Data excerpts ::

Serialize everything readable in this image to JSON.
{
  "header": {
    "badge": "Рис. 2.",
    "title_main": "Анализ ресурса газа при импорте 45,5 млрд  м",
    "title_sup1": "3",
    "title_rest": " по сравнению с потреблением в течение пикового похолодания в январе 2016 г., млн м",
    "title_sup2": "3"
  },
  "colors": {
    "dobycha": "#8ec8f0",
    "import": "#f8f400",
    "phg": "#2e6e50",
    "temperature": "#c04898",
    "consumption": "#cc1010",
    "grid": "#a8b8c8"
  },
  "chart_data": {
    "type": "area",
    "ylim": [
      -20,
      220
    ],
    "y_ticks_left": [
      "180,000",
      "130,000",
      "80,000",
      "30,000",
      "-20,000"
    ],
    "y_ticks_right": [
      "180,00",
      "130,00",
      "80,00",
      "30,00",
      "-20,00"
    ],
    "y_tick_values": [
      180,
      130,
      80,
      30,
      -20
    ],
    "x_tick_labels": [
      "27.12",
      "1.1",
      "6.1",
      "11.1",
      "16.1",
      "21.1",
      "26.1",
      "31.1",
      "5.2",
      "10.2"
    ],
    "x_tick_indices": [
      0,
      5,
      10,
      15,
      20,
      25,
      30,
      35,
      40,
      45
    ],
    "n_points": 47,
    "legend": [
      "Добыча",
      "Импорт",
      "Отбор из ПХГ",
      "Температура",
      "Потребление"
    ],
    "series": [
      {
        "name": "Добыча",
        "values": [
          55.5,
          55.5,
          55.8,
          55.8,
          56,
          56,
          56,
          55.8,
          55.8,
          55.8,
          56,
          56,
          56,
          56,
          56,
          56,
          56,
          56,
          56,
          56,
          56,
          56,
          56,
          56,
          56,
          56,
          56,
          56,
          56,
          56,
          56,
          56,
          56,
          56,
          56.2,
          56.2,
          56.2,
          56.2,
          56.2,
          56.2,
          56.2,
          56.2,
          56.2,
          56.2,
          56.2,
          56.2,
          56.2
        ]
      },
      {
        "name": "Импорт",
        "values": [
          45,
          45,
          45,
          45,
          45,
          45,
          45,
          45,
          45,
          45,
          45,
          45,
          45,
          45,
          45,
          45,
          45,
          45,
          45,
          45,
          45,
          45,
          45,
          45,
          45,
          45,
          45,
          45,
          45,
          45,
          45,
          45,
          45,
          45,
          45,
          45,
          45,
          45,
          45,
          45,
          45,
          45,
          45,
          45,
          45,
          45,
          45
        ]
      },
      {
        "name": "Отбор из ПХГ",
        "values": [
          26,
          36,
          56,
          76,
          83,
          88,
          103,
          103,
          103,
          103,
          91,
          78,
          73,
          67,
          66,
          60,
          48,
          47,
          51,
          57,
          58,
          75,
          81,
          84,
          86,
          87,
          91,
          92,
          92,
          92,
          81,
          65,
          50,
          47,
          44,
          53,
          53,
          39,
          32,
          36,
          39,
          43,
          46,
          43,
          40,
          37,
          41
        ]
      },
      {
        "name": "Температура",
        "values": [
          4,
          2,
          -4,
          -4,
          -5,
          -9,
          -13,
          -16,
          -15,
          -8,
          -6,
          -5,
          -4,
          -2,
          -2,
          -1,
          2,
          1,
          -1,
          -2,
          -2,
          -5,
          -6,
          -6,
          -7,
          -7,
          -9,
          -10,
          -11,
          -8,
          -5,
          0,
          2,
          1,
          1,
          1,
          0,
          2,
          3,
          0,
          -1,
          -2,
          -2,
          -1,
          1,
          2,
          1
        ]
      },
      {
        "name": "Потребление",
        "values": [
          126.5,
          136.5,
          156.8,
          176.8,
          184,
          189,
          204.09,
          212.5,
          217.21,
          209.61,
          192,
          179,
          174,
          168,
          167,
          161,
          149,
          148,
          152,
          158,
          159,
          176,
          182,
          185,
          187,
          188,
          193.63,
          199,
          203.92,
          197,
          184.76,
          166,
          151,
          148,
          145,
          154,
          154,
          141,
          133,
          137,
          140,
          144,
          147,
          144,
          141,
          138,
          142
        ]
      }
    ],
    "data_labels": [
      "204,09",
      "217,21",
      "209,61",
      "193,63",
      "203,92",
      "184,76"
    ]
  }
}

Exercise aim :: Extract each line from the listing above, please, and repeat it exactly.

The answer ::
Serialize everything readable in this image to JSON.
{
  "header": {
    "badge": "Рис. 2.",
    "title_main": "Анализ ресурса газа при импорте 45,5 млрд  м",
    "title_sup1": "3",
    "title_rest": " по сравнению с потреблением в течение пикового похолодания в январе 2016 г., млн м",
    "title_sup2": "3"
  },
  "colors": {
    "dobycha": "#8ec8f0",
    "import": "#f8f400",
    "phg": "#2e6e50",
    "temperature": "#c04898",
    "consumption": "#cc1010",
    "grid": "#a8b8c8"
  },
  "chart_data": {
    "type": "area",
    "ylim": [
      -20,
      220
    ],
    "y_ticks_left": [
      "180,000",
      "130,000",
      "80,000",
      "30,000",
      "-20,000"
    ],
    "y_ticks_right": [
      "180,00",
      "130,00",
      "80,00",
      "30,00",
      "-20,00"
    ],
    "y_tick_values": [
      180,
      130,
      80,
      30,
      -20
    ],
    "x_tick_labels": [
      "27.12",
      "1.1",
      "6.1",
      "11.1",
      "16.1",
      "21.1",
      "26.1",
      "31.1",
      "5.2",
      "10.2"
    ],
    "x_tick_indices": [
      0,
      5,
      10,
      15,
      20,
      25,
      30,
      35,
      40,
      45
    ],
    "n_points": 47,
    "legend": [
      "Добыча",
      "Импорт",
      "Отбор из ПХГ",
      "Температура",
      "Потребление"
    ],
    "series": [
      {
        "name": "Добыча",
        "values": [
          55.5,
          55.5,
          55.8,
          55.8,
          56,
          56,
          56,
          55.8,
          55.8,
          55.8,
          56,
          56,
          56,
          56,
          56,
          56,
          56,
          56,
          56,
          56,
          56,
          56,
          56,
          56,
          56,
          56,
          56,
          56,
          56,
          56,
          56,
          56,
          56,
          56,
          56.2,
          56.2,
          56.2,
          56.2,
          56.2,
          56.2,
          56.2,
          56.2,
          56.2,
          56.2,
          56.2,
          56.2,
          56.2
        ]
      },
      {
        "name": "Импорт",
        "values": [
          45,
          45,
          45,
          45,
          45,
          45,
          45,
          45,
          45,
          45,
          45,
          45,
          45,
          45,
          45,
          45,
          45,
          45,
          45,
          45,
          45,
          45,
          45,
          45,
          45,
          45,
          45,
          45,
          45,
          45,
          45,
          45,
          45,
          45,
          45,
          45,
          45,
          45,
          45,
          45,
          45,
          45,
          45,
          45,
          45,
          45,
          45
        ]
      },
      {
        "name": "Отбор из ПХГ",
        "values": [
          26,
          36,
          56,
          76,
          83,
          88,
          103,
          103,
          103,
          103,
          91,
          78,
          73,
          67,
          66,
          60,
          48,
          47,
          51,
          57,
          58,
          75,
          81,
          84,
          86,
          87,
          91,
          92,
          92,
          92,
          81,
          65,
          50,
          47,
          44,
          53,
          53,
          39,
          32,
          36,
          39,
          43,
          46,
          43,
          40,
          37,
          41
        ]
      },
      {
        "name": "Температура",
        "values": [
          4,
          2,
          -4,
          -4,
          -5,
          -9,
          -13,
          -16,
          -15,
          -8,
          -6,
          -5,
          -4,
          -2,
          -2,
          -1,
          2,
          1,
          -1,
          -2,
          -2,
          -5,
          -6,
          -6,
          -7,
          -7,
          -9,
          -10,
          -11,
          -8,
          -5,
          0,
          2,
          1,
          1,
          1,
          0,
          2,
          3,
          0,
          -1,
          -2,
          -2,
          -1,
          1,
          2,
          1
        ]
      },
      {
        "name": "Потребление",
        "values": [
          126.5,
          136.5,
          156.8,
          176.8,
          184,
          189,
          204.09,
          212.5,
          217.21,
          209.61,
          192,
          179,
          174,
          168,
          167,
          161,
          149,
          148,
          152,
          158,
          159,
          176,
          182,
          185,
          187,
          188,
          193.63,
          199,
          203.92,
          197,
          184.76,
          166,
          151,
          148,
          145,
          154,
          154,
          141,
          133,
          137,
          140,
          144,
          147,
          144,
          141,
          138,
          142
        ]
      }
    ],
    "data_labels": [
      "204,09",
      "217,21",
      "209,61",
      "193,63",
      "203,92",
      "184,76"
    ]
  }
}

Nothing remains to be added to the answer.